- [YOUR INSTRUCTIONS] Retype the material below. Keep every word exactly as it is.

- [DATASET RECORDS]
◆ ◆ ◆ ◆ ◆ ◆ ◆

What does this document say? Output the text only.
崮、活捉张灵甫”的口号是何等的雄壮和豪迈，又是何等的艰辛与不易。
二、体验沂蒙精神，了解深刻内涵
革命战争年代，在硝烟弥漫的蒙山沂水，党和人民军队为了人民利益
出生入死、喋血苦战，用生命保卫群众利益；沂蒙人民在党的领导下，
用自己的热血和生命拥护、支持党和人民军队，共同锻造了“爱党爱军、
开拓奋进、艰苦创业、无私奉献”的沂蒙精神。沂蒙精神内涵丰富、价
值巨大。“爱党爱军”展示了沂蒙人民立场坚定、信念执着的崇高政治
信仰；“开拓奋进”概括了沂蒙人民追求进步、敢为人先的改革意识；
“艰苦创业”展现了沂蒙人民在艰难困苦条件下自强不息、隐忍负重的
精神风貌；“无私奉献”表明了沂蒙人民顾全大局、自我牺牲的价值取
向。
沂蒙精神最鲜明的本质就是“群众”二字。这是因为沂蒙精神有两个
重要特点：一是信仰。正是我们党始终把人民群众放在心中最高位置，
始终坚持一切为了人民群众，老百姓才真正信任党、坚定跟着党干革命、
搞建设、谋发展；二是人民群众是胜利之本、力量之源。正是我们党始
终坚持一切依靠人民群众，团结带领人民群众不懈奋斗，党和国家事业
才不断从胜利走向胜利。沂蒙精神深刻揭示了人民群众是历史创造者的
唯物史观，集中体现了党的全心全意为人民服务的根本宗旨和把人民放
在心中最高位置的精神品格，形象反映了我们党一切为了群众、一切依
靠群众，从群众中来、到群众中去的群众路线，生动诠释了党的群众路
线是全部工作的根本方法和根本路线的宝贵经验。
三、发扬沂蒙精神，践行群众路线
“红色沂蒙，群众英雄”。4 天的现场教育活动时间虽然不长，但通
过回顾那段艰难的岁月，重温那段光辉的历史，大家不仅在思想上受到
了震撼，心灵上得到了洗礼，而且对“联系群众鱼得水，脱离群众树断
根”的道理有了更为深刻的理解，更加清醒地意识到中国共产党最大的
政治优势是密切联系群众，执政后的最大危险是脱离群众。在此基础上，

◆ ◆ ◆ ◆ ◆ ◆ ◆

- [ANSWER TO THE EXERCISE]
What does this document say? Output the text only.
崮、活捉张灵甫”的口号是何等的雄壮和豪迈，又是何等的艰辛与不易。
二、体验沂蒙精神，了解深刻内涵
革命战争年代，在硝烟弥漫的蒙山沂水，党和人民军队为了人民利益
出生入死、喋血苦战，用生命保卫群众利益；沂蒙人民在党的领导下，
用自己的热血和生命拥护、支持党和人民军队，共同锻造了“爱党爱军、
开拓奋进、艰苦创业、无私奉献”的沂蒙精神。沂蒙精神内涵丰富、价
值巨大。“爱党爱军”展示了沂蒙人民立场坚定、信念执着的崇高政治
信仰；“开拓奋进”概括了沂蒙人民追求进步、敢为人先的改革意识；
“艰苦创业”展现了沂蒙人民在艰难困苦条件下自强不息、隐忍负重的
精神风貌；“无私奉献”表明了沂蒙人民顾全大局、自我牺牲的价值取
向。
沂蒙精神最鲜明的本质就是“群众”二字。这是因为沂蒙精神有两个
重要特点：一是信仰。正是我们党始终把人民群众放在心中最高位置，
始终坚持一切为了人民群众，老百姓才真正信任党、坚定跟着党干革命、
搞建设、谋发展；二是人民群众是胜利之本、力量之源。正是我们党始
终坚持一切依靠人民群众，团结带领人民群众不懈奋斗，党和国家事业
才不断从胜利走向胜利。沂蒙精神深刻揭示了人民群众是历史创造者的
唯物史观，集中体现了党的全心全意为人民服务的根本宗旨和把人民放
在心中最高位置的精神品格，形象反映了我们党一切为了群众、一切依
靠群众，从群众中来、到群众中去的群众路线，生动诠释了党的群众路
线是全部工作的根本方法和根本路线的宝贵经验。
三、发扬沂蒙精神，践行群众路线
“红色沂蒙，群众英雄”。4 天的现场教育活动时间虽然不长，但通
过回顾那段艰难的岁月，重温那段光辉的历史，大家不仅在思想上受到
了震撼，心灵上得到了洗礼，而且对“联系群众鱼得水，脱离群众树断
根”的道理有了更为深刻的理解，更加清醒地意识到中国共产党最大的
政治优势是密切联系群众，执政后的最大危险是脱离群众。在此基础上，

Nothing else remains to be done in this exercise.